=== Material for the task ===

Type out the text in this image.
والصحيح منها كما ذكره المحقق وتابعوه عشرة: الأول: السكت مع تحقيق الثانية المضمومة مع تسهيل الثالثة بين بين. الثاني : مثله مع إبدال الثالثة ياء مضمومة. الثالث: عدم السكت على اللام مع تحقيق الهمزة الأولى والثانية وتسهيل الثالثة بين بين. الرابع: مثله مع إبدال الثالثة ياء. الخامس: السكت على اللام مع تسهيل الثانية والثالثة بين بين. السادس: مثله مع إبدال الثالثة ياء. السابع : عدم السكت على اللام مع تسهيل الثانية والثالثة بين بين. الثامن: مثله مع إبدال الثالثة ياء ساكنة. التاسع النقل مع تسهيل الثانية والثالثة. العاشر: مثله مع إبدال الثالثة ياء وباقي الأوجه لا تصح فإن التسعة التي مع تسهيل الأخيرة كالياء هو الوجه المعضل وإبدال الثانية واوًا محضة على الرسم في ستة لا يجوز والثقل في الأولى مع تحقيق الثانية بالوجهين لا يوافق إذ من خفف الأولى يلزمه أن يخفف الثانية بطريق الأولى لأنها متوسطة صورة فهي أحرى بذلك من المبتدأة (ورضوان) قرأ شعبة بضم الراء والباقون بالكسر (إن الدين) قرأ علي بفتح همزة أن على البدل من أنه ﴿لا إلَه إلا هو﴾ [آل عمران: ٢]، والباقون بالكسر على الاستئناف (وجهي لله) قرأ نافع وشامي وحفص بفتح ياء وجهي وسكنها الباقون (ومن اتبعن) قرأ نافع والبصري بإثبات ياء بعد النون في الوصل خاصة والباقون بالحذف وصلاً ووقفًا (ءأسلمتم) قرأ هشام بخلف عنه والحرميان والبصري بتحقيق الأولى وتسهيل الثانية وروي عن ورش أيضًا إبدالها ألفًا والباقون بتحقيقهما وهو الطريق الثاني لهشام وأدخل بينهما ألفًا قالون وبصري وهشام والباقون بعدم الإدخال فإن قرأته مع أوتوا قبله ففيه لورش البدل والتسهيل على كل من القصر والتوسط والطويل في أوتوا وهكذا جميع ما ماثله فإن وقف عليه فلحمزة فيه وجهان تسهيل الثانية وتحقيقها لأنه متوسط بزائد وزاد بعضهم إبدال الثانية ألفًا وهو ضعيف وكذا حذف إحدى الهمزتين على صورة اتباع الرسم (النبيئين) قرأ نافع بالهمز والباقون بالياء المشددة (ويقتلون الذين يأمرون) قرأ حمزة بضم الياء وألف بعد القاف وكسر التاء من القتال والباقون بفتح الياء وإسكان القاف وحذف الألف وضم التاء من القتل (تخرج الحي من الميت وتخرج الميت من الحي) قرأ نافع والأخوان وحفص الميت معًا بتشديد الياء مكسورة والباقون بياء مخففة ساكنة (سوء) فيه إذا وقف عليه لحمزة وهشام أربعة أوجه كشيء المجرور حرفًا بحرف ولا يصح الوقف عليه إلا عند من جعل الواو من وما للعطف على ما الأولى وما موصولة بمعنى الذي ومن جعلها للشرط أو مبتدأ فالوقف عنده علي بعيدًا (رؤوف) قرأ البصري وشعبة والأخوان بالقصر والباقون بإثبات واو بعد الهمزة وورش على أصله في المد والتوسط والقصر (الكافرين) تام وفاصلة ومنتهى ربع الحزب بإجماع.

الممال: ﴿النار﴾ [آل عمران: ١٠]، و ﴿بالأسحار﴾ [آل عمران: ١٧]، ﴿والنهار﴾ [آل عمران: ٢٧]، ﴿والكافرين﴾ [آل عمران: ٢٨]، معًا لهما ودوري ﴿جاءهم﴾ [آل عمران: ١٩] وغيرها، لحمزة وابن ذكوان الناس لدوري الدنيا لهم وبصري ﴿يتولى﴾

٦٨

===
=== Material for the task ===

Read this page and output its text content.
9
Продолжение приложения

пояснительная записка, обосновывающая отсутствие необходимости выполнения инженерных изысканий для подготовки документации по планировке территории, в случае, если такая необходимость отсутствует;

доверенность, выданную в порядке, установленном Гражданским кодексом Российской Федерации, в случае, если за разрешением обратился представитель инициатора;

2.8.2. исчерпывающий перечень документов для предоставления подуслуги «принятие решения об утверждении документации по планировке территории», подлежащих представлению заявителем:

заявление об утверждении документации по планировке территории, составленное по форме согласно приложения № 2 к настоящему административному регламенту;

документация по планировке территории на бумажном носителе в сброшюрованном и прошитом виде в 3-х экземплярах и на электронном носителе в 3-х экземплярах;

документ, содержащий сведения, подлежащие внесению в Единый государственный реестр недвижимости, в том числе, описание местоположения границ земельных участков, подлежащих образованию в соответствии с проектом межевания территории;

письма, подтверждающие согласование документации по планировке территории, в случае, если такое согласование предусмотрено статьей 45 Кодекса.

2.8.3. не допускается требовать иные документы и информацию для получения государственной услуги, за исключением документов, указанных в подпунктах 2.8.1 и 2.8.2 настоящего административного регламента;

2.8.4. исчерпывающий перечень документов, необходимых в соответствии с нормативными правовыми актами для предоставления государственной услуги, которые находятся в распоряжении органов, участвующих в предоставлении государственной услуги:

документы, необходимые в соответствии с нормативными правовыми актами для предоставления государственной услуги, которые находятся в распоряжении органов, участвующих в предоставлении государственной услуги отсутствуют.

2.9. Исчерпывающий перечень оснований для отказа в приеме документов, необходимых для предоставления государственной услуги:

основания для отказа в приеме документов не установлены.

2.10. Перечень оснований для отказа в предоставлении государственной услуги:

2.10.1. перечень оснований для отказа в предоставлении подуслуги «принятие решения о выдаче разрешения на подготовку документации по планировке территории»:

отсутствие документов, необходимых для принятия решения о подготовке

===
=== Material for the task ===

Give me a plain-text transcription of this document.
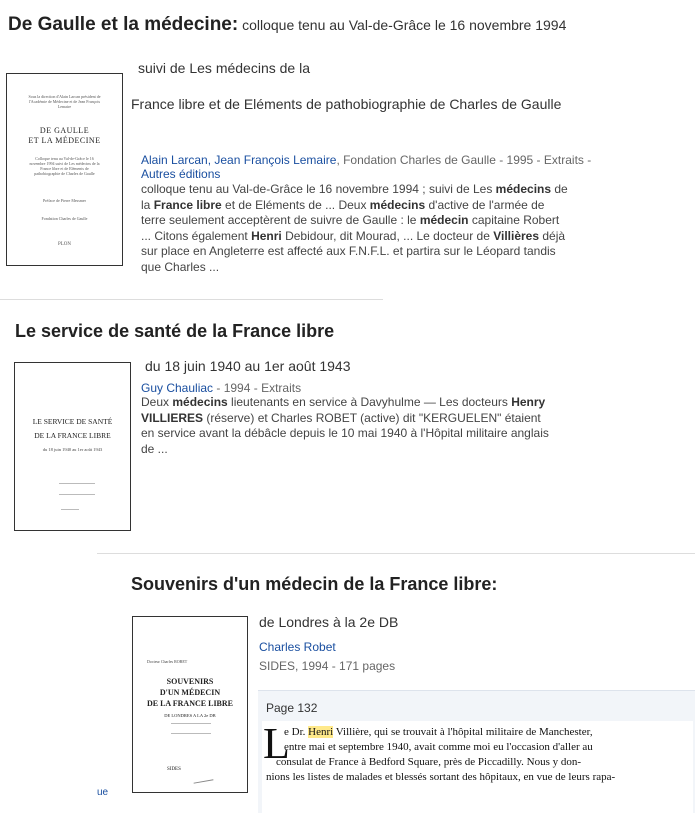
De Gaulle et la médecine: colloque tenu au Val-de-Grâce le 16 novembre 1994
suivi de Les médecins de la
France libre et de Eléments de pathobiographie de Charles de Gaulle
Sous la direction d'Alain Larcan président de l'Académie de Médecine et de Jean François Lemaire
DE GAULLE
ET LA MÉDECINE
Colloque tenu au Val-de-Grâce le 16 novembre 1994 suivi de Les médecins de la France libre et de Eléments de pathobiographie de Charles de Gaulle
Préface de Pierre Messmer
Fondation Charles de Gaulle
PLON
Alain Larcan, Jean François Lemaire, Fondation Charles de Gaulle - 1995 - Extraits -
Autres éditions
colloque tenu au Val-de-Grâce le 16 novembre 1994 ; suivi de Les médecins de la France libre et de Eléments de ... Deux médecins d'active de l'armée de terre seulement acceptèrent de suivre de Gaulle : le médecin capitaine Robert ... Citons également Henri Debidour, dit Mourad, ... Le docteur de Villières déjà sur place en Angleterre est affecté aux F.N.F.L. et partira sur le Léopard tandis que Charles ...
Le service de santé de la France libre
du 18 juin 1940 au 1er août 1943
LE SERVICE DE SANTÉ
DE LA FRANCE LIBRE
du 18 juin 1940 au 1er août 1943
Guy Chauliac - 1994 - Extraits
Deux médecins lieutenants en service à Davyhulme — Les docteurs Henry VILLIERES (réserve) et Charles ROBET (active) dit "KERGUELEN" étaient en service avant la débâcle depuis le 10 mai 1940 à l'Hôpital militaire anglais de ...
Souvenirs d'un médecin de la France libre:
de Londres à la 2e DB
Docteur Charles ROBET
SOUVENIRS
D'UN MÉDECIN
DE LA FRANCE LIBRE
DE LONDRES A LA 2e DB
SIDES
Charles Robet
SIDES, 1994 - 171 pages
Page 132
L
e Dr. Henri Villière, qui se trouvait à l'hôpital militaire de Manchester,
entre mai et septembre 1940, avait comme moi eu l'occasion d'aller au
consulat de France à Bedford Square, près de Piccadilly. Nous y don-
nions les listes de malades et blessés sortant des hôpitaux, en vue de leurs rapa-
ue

===

(Aim) Find each line in the records holding the string "приложения" and show it.

(Exercise answer)
Продолжение приложения
заявление об утверждении документации по планировке территории, составленное по форме согласно приложения № 2 к настоящему административному регламенту;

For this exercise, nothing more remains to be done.